● **Records**
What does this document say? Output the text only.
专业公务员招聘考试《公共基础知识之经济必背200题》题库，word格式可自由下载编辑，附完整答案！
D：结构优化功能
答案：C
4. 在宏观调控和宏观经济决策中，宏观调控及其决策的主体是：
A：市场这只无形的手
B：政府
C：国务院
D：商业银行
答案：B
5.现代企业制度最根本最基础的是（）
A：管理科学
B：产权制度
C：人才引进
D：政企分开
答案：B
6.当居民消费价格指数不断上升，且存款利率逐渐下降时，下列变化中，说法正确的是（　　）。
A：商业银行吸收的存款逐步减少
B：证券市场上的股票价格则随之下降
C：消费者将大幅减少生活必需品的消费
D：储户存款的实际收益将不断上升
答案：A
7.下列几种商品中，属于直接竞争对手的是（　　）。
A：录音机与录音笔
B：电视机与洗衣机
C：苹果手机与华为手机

● **Directions for this task**
Each record above should be repeated exactly as it appears.

● **The solution**
What does this document say? Output the text only.
专业公务员招聘考试《公共基础知识之经济必背200题》题库，word格式可自由下载编辑，附完整答案！
D：结构优化功能
答案：C
4. 在宏观调控和宏观经济决策中，宏观调控及其决策的主体是：
A：市场这只无形的手
B：政府
C：国务院
D：商业银行
答案：B
5.现代企业制度最根本最基础的是（）
A：管理科学
B：产权制度
C：人才引进
D：政企分开
答案：B
6.当居民消费价格指数不断上升，且存款利率逐渐下降时，下列变化中，说法正确的是（　　）。
A：商业银行吸收的存款逐步减少
B：证券市场上的股票价格则随之下降
C：消费者将大幅减少生活必需品的消费
D：储户存款的实际收益将不断上升
答案：A
7.下列几种商品中，属于直接竞争对手的是（　　）。
A：录音机与录音笔
B：电视机与洗衣机
C：苹果手机与华为手机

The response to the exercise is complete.